[Dataset items]
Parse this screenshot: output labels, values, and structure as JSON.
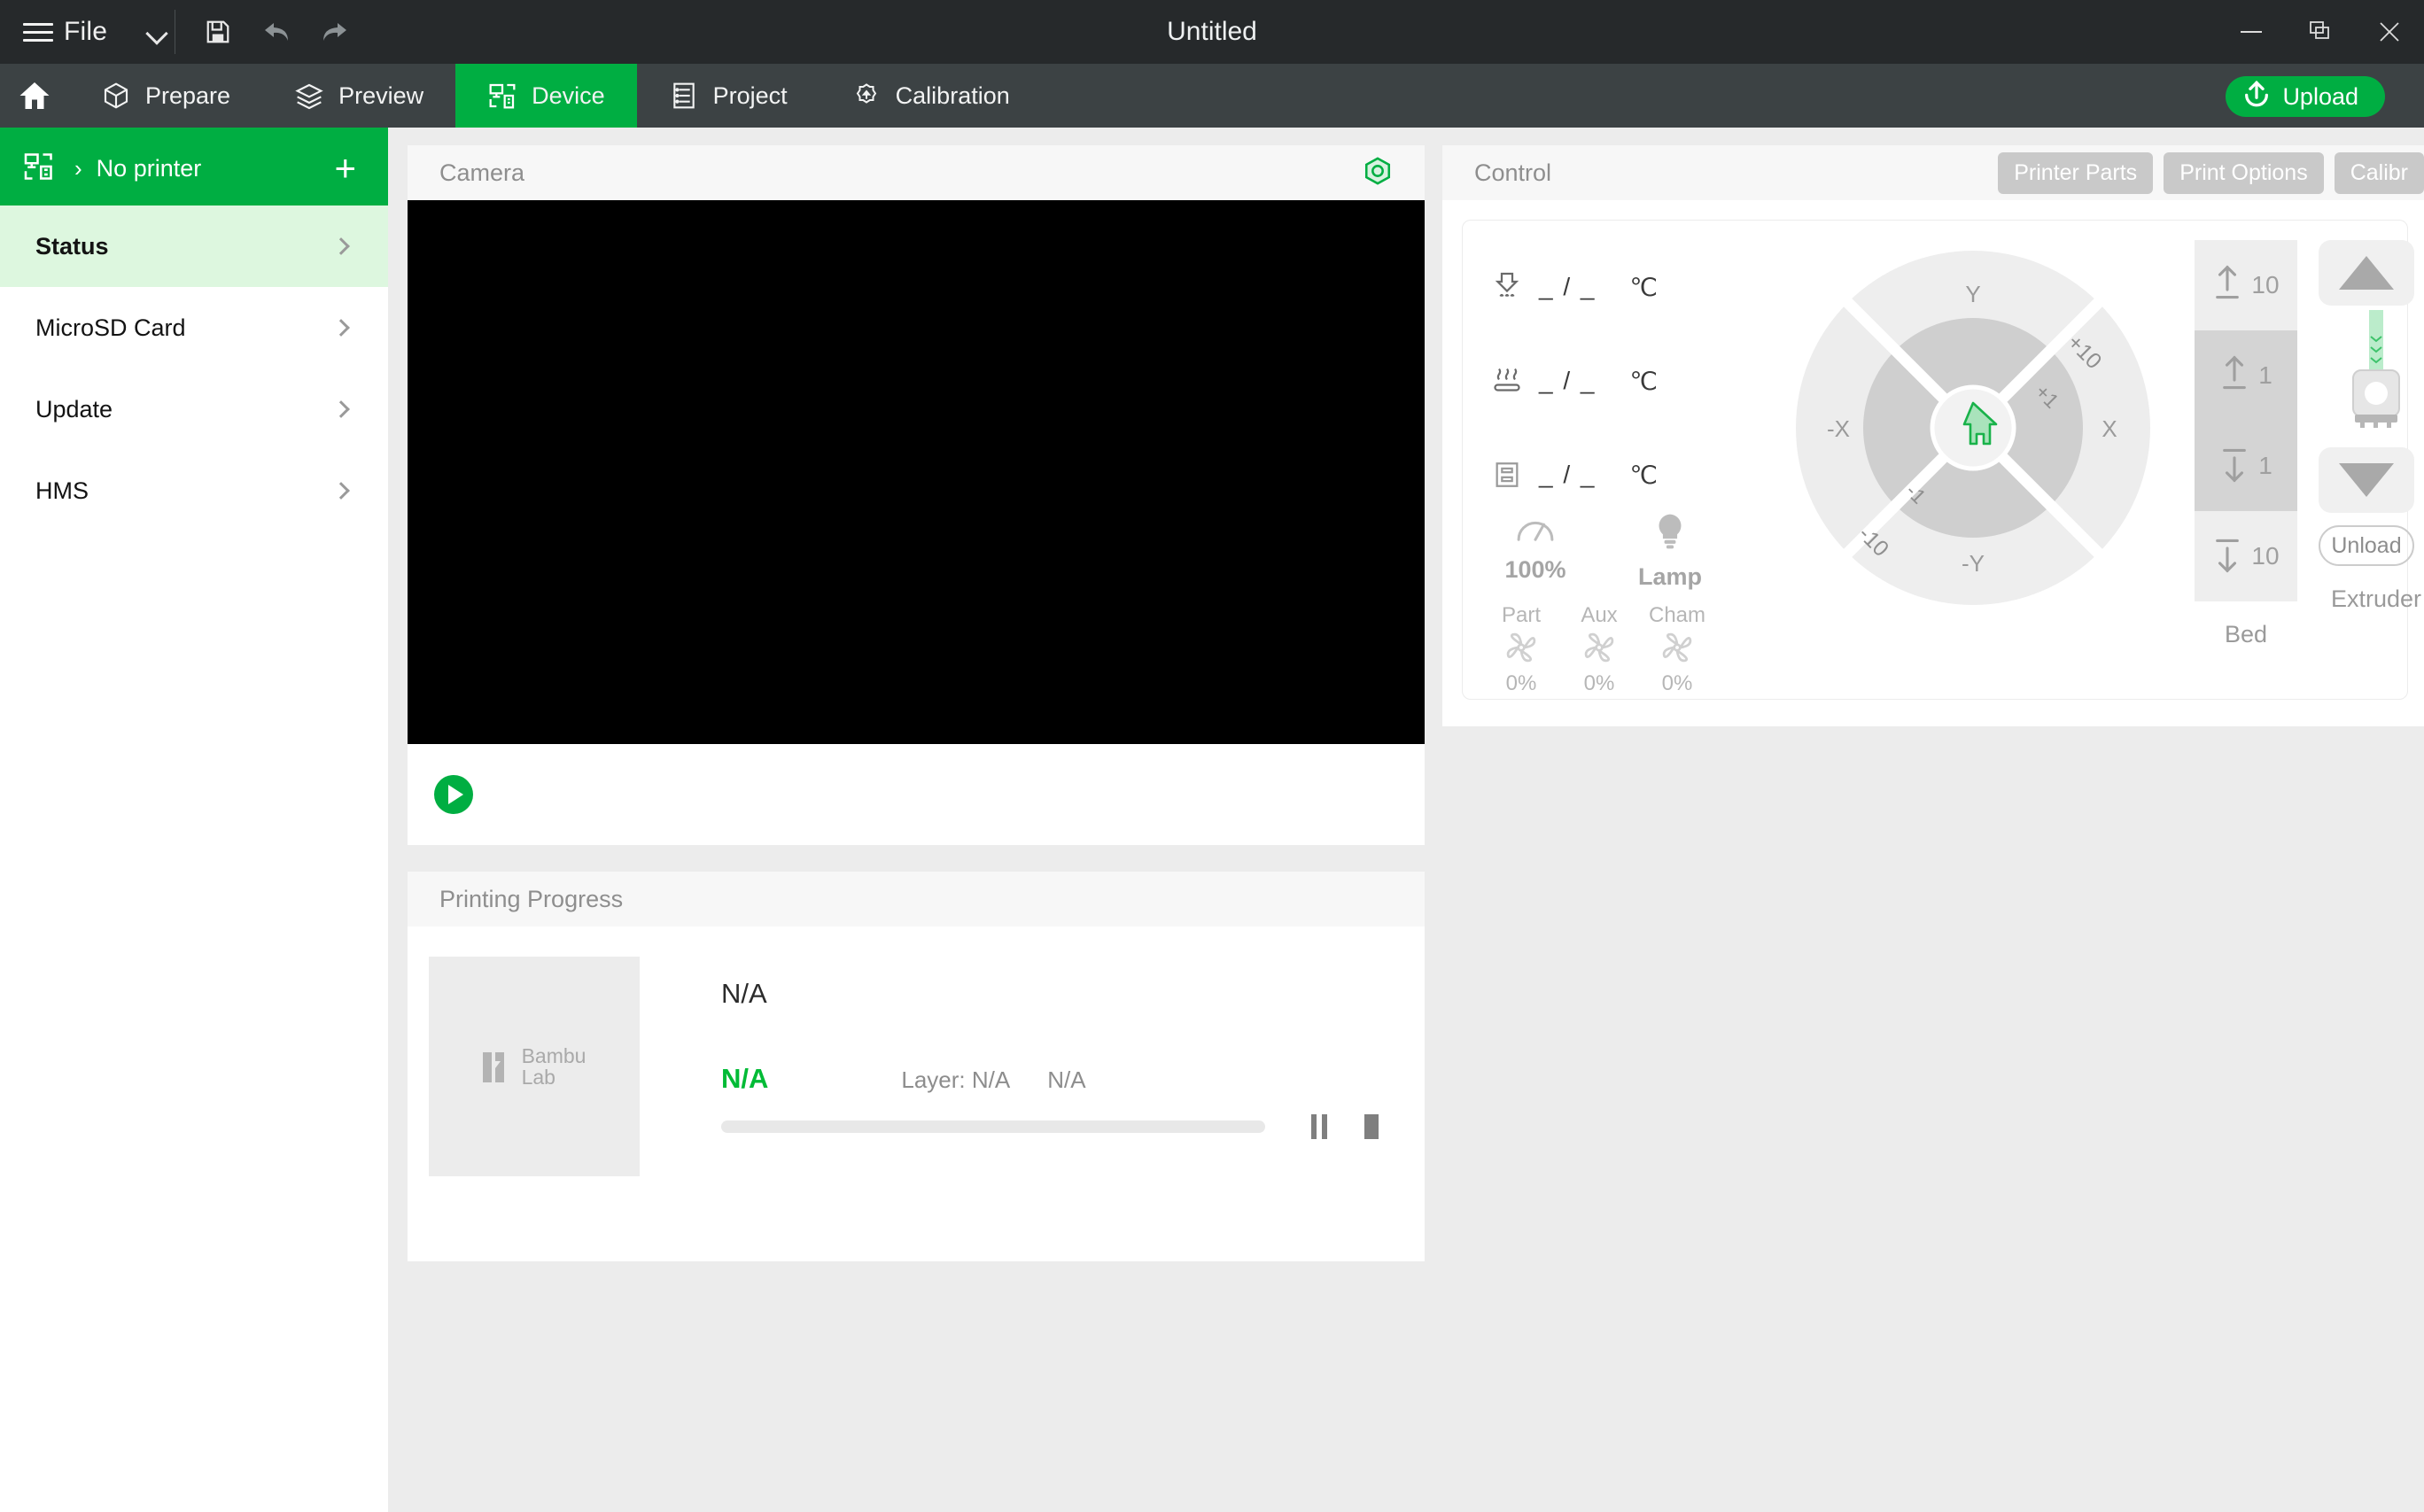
{
  "titlebar": {
    "file_label": "File",
    "title": "Untitled",
    "icons": {
      "menu": "hamburger-icon",
      "dropdown": "chevron-down-icon",
      "save": "save-icon",
      "undo": "undo-icon",
      "redo": "redo-icon",
      "minimize": "minimize-icon",
      "restore": "restore-icon",
      "close": "close-icon"
    }
  },
  "navbar": {
    "home_label": "Home",
    "tabs": [
      {
        "label": "Prepare",
        "icon": "cube-icon",
        "active": false
      },
      {
        "label": "Preview",
        "icon": "layers-icon",
        "active": false
      },
      {
        "label": "Device",
        "icon": "device-monitor-icon",
        "active": true
      },
      {
        "label": "Project",
        "icon": "list-document-icon",
        "active": false
      },
      {
        "label": "Calibration",
        "icon": "gear-calibration-icon",
        "active": false
      }
    ],
    "upload_label": "Upload",
    "accent_color": "#00ae42"
  },
  "sidebar": {
    "printer_name": "No printer",
    "add_label": "+",
    "items": [
      {
        "label": "Status",
        "active": true
      },
      {
        "label": "MicroSD Card",
        "active": false
      },
      {
        "label": "Update",
        "active": false
      },
      {
        "label": "HMS",
        "active": false
      }
    ]
  },
  "camera": {
    "title": "Camera",
    "settings_icon": "camera-aperture-icon",
    "play_label": "Play"
  },
  "progress": {
    "title": "Printing Progress",
    "thumbnail_brand_line1": "Bambu",
    "thumbnail_brand_line2": "Lab",
    "task_name": "N/A",
    "percent": "N/A",
    "layer_label": "Layer: N/A",
    "time_remaining": "N/A",
    "progress_value": 0,
    "pause_label": "Pause",
    "stop_label": "Stop"
  },
  "control": {
    "title": "Control",
    "buttons": [
      "Printer Parts",
      "Print Options",
      "Calibr"
    ],
    "temperatures": [
      {
        "icon": "nozzle-temp-icon",
        "value": "_ / _",
        "unit": "℃"
      },
      {
        "icon": "bed-temp-icon",
        "value": "_ / _",
        "unit": "℃"
      },
      {
        "icon": "chamber-temp-icon",
        "value": "_ / _",
        "unit": "℃"
      }
    ],
    "speed": {
      "icon": "gauge-icon",
      "value": "100%"
    },
    "lamp": {
      "icon": "lamp-bulb-icon",
      "label": "Lamp"
    },
    "fans": [
      {
        "name": "Part",
        "value": "0%"
      },
      {
        "name": "Aux",
        "value": "0%"
      },
      {
        "name": "Cham",
        "value": "0%"
      }
    ],
    "axis_wheel": {
      "up_label": "Y",
      "down_label": "-Y",
      "left_label": "-X",
      "right_label": "X",
      "outer_step_pos": "+10",
      "outer_step_neg": "-10",
      "inner_step_pos": "+1",
      "inner_step_neg": "-1",
      "home_icon": "home-icon"
    },
    "bed": {
      "label": "Bed",
      "steps": [
        {
          "dir": "up",
          "value": "10"
        },
        {
          "dir": "up",
          "value": "1"
        },
        {
          "dir": "down",
          "value": "1"
        },
        {
          "dir": "down",
          "value": "10"
        }
      ]
    },
    "extruder": {
      "label": "Extruder",
      "up_icon": "triangle-up-icon",
      "down_icon": "triangle-down-icon",
      "filament_icon": "extruder-filament-icon",
      "unload_label": "Unload"
    }
  }
}
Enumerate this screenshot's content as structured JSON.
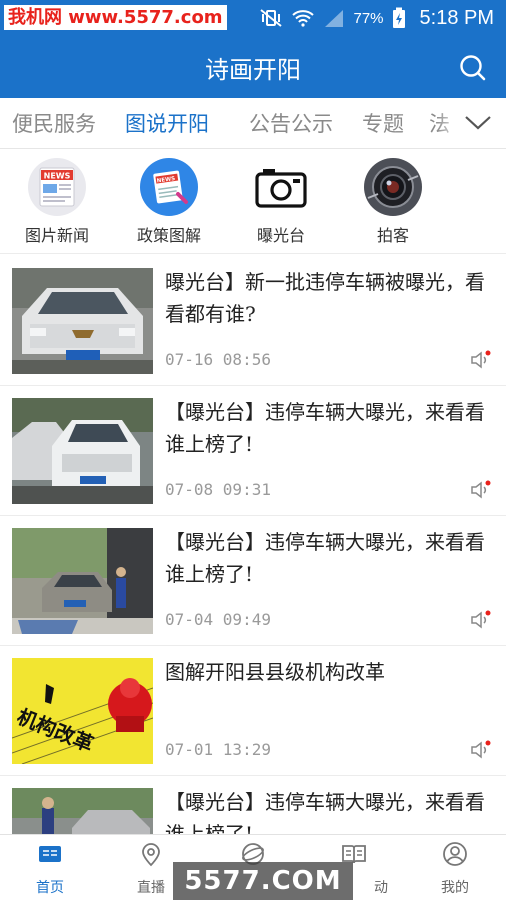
{
  "watermark_top": "我机网 www.5577.com",
  "watermark_bottom": "5577.COM",
  "status": {
    "battery": "77%",
    "time": "5:18 PM"
  },
  "header": {
    "title": "诗画开阳"
  },
  "tabs": [
    "便民服务",
    "图说开阳",
    "公告公示",
    "专题",
    "法"
  ],
  "active_tab": 1,
  "channels": [
    {
      "label": "图片新闻",
      "icon": "news-icon"
    },
    {
      "label": "政策图解",
      "icon": "policy-news-icon"
    },
    {
      "label": "曝光台",
      "icon": "camera-icon"
    },
    {
      "label": "拍客",
      "icon": "lens-icon"
    }
  ],
  "news": [
    {
      "title": "曝光台】新一批违停车辆被曝光，看看都有谁?",
      "date": "07-16  08:56"
    },
    {
      "title": "【曝光台】违停车辆大曝光，来看看谁上榜了!",
      "date": "07-08  09:31"
    },
    {
      "title": "【曝光台】违停车辆大曝光，来看看谁上榜了!",
      "date": "07-04  09:49"
    },
    {
      "title": "图解开阳县县级机构改革",
      "date": "07-01  13:29",
      "thumb_text": "机构改革"
    },
    {
      "title": "【曝光台】违停车辆大曝光，来看看谁上榜了!",
      "date": ""
    }
  ],
  "bottom_nav": [
    {
      "label": "首页",
      "icon": "home-icon"
    },
    {
      "label": "直播",
      "icon": "location-icon"
    },
    {
      "label": "",
      "icon": "orbit-icon"
    },
    {
      "label": "动",
      "icon": "book-icon"
    },
    {
      "label": "我的",
      "icon": "user-icon"
    }
  ],
  "colors": {
    "brand": "#1b72c9",
    "accent_dot": "#e8221c"
  }
}
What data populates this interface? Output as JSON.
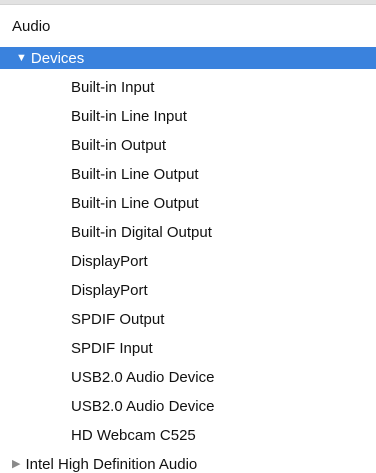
{
  "section": {
    "title": "Audio"
  },
  "devices_group": {
    "label": "Devices",
    "expanded_icon": "disclosure-triangle-down-icon",
    "items": [
      {
        "label": "Built-in Input"
      },
      {
        "label": "Built-in Line Input"
      },
      {
        "label": "Built-in Output"
      },
      {
        "label": "Built-in Line Output"
      },
      {
        "label": "Built-in Line Output"
      },
      {
        "label": "Built-in Digital Output"
      },
      {
        "label": "DisplayPort"
      },
      {
        "label": "DisplayPort"
      },
      {
        "label": "SPDIF Output"
      },
      {
        "label": "SPDIF Input"
      },
      {
        "label": "USB2.0 Audio Device"
      },
      {
        "label": "USB2.0 Audio Device"
      },
      {
        "label": "HD Webcam C525"
      }
    ]
  },
  "collapsed_group": {
    "label": "Intel High Definition Audio",
    "collapsed_icon": "disclosure-triangle-right-icon"
  },
  "colors": {
    "selection": "#3a82dd",
    "text": "#111111",
    "background": "#ffffff"
  }
}
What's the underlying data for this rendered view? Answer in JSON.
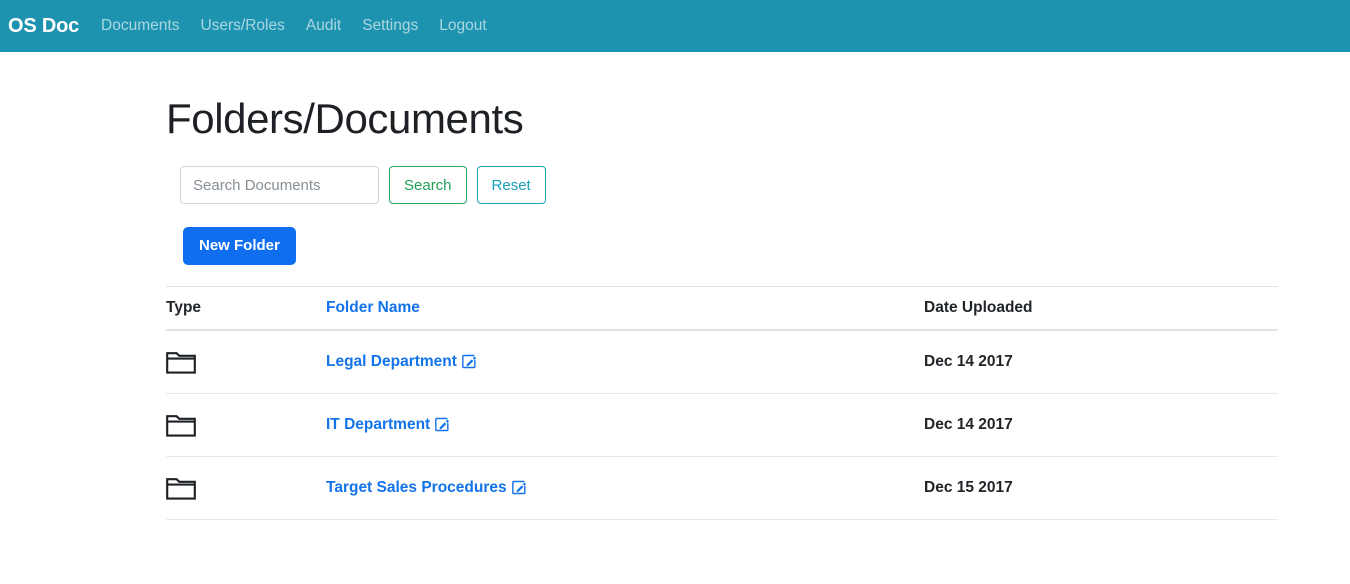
{
  "navbar": {
    "brand": "OS Doc",
    "background_color": "#1d93b0",
    "links": [
      {
        "label": "Documents",
        "name": "nav-link-documents"
      },
      {
        "label": "Users/Roles",
        "name": "nav-link-users-roles"
      },
      {
        "label": "Audit",
        "name": "nav-link-audit"
      },
      {
        "label": "Settings",
        "name": "nav-link-settings"
      },
      {
        "label": "Logout",
        "name": "nav-link-logout"
      }
    ]
  },
  "page": {
    "title": "Folders/Documents"
  },
  "search": {
    "placeholder": "Search Documents",
    "value": "",
    "search_label": "Search",
    "reset_label": "Reset",
    "search_color": "#2aa35c",
    "reset_color": "#17a2b8"
  },
  "actions": {
    "new_folder_label": "New Folder",
    "new_folder_color": "#0f6ef0"
  },
  "table": {
    "columns": {
      "type": "Type",
      "folder_name": "Folder Name",
      "date_uploaded": "Date Uploaded"
    },
    "sorted_column": "Folder Name",
    "link_color": "#1273eb",
    "rows": [
      {
        "type_icon": "folder-icon",
        "name": "Legal Department",
        "edit_icon": "edit-pencil-icon",
        "date": "Dec 14 2017"
      },
      {
        "type_icon": "folder-icon",
        "name": "IT Department",
        "edit_icon": "edit-pencil-icon",
        "date": "Dec 14 2017"
      },
      {
        "type_icon": "folder-icon",
        "name": "Target Sales Procedures",
        "edit_icon": "edit-pencil-icon",
        "date": "Dec 15 2017"
      }
    ]
  }
}
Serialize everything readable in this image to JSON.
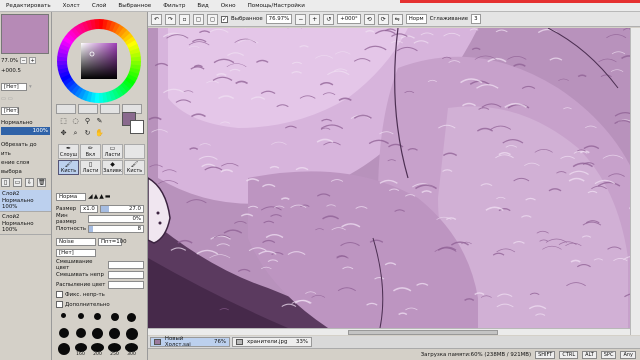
{
  "menu": [
    "Редактировать",
    "Холст",
    "Слой",
    "Выбранное",
    "Фильтр",
    "Вид",
    "Окно",
    "Помощь/Настройки"
  ],
  "toolbar": {
    "selection_label": "Выбранное",
    "zoom": "76.97%",
    "angle": "+000°",
    "mode": "Норм",
    "smoothing_label": "Сглаживание",
    "smoothing_value": "3"
  },
  "nav": {
    "zoom": "77.0%",
    "angle": "+000.5",
    "blend_a": "[Нет]",
    "blend_b": "[Нет]",
    "mode": "Нормально",
    "opacity": "100%",
    "lines": [
      "Обрезать до",
      "ить",
      "ение слоя",
      "выбора"
    ]
  },
  "layers": [
    {
      "name": "Слой2",
      "mode": "Нормально",
      "opacity": "100%"
    },
    {
      "name": "Слой2",
      "mode": "Нормально",
      "opacity": "100%"
    }
  ],
  "tools": {
    "brushes": [
      {
        "label": "Слоуш"
      },
      {
        "label": "Вкл"
      },
      {
        "label": "Ласти"
      },
      {
        "label": ""
      },
      {
        "label": "Кисть"
      },
      {
        "label": "Ласти"
      },
      {
        "label": "Заливк"
      },
      {
        "label": "Кисть"
      }
    ],
    "blend_mode": "Норма",
    "size_label": "Размер",
    "size_mult": "x1.0",
    "size_value": "27.0",
    "min_size_label": "Мин размер",
    "min_size_value": "0%",
    "density_label": "Плотность",
    "density_value": "8",
    "shape": "Noise",
    "texture": "[Нет]",
    "brush_mix_label": "Смешивание цвет",
    "brush_blend_label": "Смешивать непр",
    "brush_spread_label": "Распыление цвет",
    "fix_label": "Фикс. непр-ть",
    "extra_label": "Дополнительно",
    "dot_sizes": [
      "",
      "",
      "",
      "",
      "",
      "",
      "",
      "",
      "",
      "",
      "",
      "160",
      "200",
      "250",
      "300"
    ]
  },
  "tabs": [
    {
      "name": "Новый Холст.sai",
      "percent": "76%"
    },
    {
      "name": "хранители.jpg",
      "percent": "33%"
    }
  ],
  "status": {
    "memory": "Загрузка памяти:60% (238MB / 921MB)",
    "keys": [
      "SHIFT",
      "CTRL",
      "ALT",
      "SPC",
      "Any"
    ]
  },
  "colors": {
    "canvas_bg": "#b892bc",
    "accent": "#e53030",
    "selection": "#bcd0ee"
  }
}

### Given request
Identify the lines in the entries above that contain "Audio", then copy them out.

### Finished task
    "title": "Audio"
        "label": "USB2.0 Audio Device"
        "label": "USB2.0 Audio Device"
    "label": "Intel High Definition Audio",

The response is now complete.